Righe contenute in un set di dati
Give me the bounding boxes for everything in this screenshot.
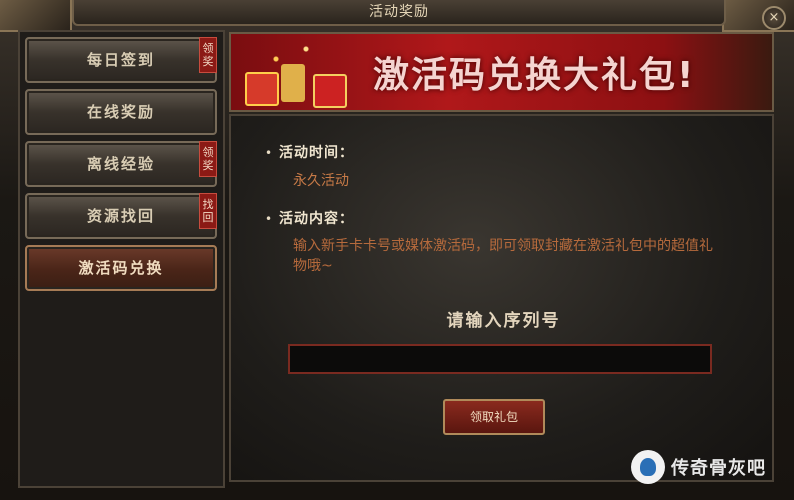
sidebar-item-code-redeem[interactable]: 激活码兑换 xyxy=(25,245,217,291)
reward-tag: 领奖 xyxy=(199,141,217,177)
sidebar: 每日签到 领奖 在线奖励 离线经验 领奖 资源找回 找回 激活码兑换 xyxy=(18,30,225,488)
banner-title: 激活码兑换大礼包! xyxy=(373,55,696,96)
gift-box-icon xyxy=(245,72,279,106)
recover-tag: 找回 xyxy=(199,193,217,229)
event-time-value: 永久活动 xyxy=(293,173,349,189)
event-content-value: 输入新手卡卡号或媒体激活码，即可领取封藏在激活礼包中的超值礼物哦~ xyxy=(293,238,713,274)
event-banner: 激活码兑换大礼包! xyxy=(229,32,774,112)
gift-box-icon xyxy=(313,74,347,108)
serial-prompt: 请输入序列号 xyxy=(446,311,561,331)
watermark-logo-icon xyxy=(631,450,665,484)
reward-tag: 领奖 xyxy=(199,37,217,73)
bullet-icon: • xyxy=(265,146,273,160)
sidebar-item-label: 激活码兑换 xyxy=(78,259,164,277)
event-content-panel: • 活动时间： 永久活动 • 活动内容： 输入新手卡卡号或媒体激活码，即可领取封… xyxy=(229,114,774,482)
sidebar-item-label: 离线经验 xyxy=(86,155,155,173)
sidebar-item-daily-checkin[interactable]: 每日签到 领奖 xyxy=(25,37,217,83)
sidebar-item-online-reward[interactable]: 在线奖励 xyxy=(25,89,217,135)
sidebar-item-label: 每日签到 xyxy=(86,51,155,69)
redeem-gift-button[interactable]: 领取礼包 xyxy=(443,399,545,435)
event-content-label: 活动内容： xyxy=(279,211,354,227)
sidebar-item-label: 资源找回 xyxy=(86,207,155,225)
watermark-text: 传奇骨灰吧 xyxy=(671,458,766,479)
serial-input[interactable] xyxy=(288,344,712,374)
close-button[interactable]: × xyxy=(762,6,786,30)
window-title: 活动奖励 xyxy=(72,0,726,26)
frame-corner-left xyxy=(0,0,72,32)
sidebar-item-offline-exp[interactable]: 离线经验 领奖 xyxy=(25,141,217,187)
bullet-icon: • xyxy=(265,212,273,226)
event-time-label: 活动时间： xyxy=(279,145,354,161)
lantern-icon xyxy=(281,64,305,102)
sidebar-item-label: 在线奖励 xyxy=(86,103,155,121)
sidebar-item-resource-recovery[interactable]: 资源找回 找回 xyxy=(25,193,217,239)
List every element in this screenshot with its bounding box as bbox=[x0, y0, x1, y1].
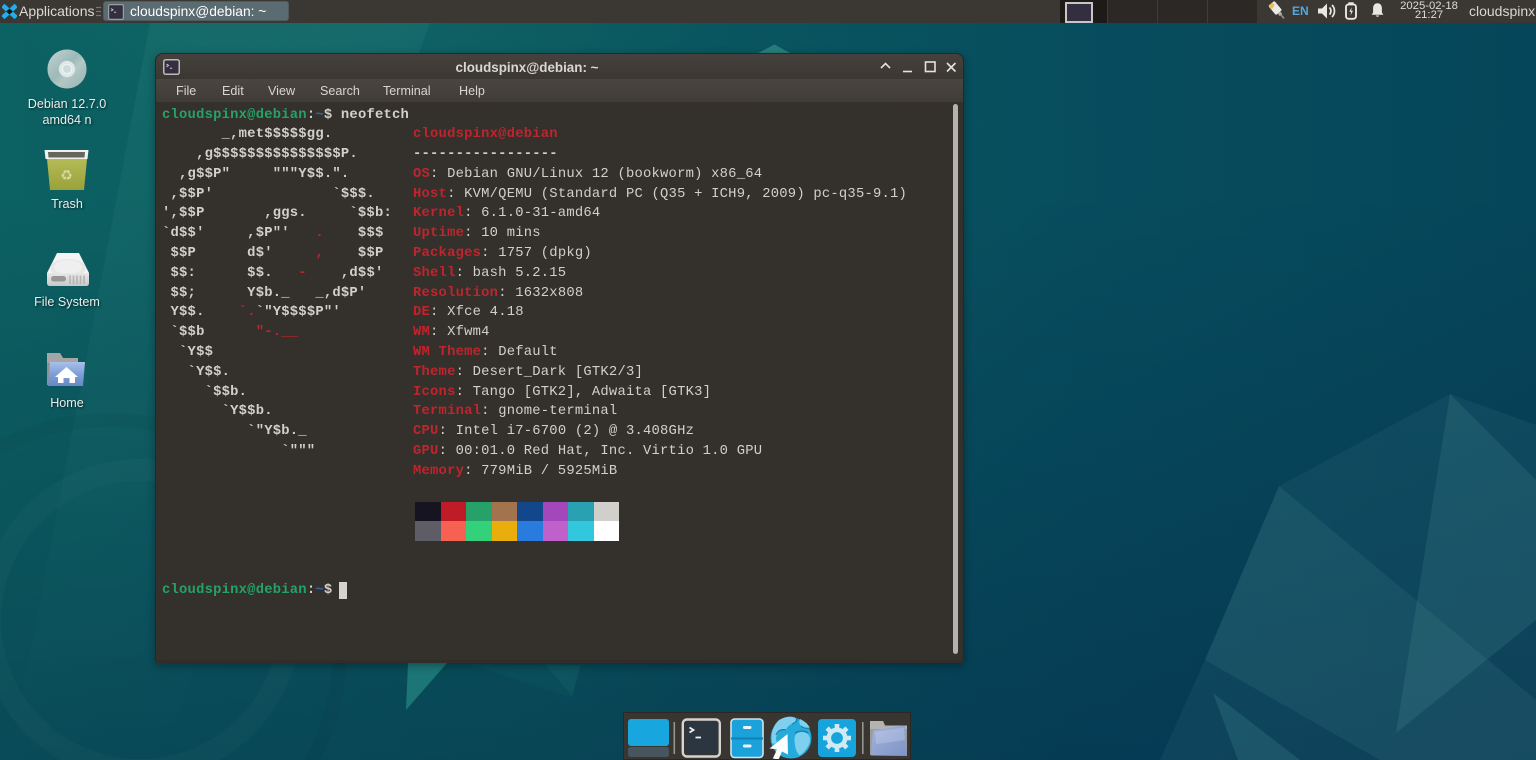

Consegna: Indica quante righe contengono la stringa "this", distinguendo tra maiuscole e minuscole. Rispondi solo con il numero.

Compito svolto: 2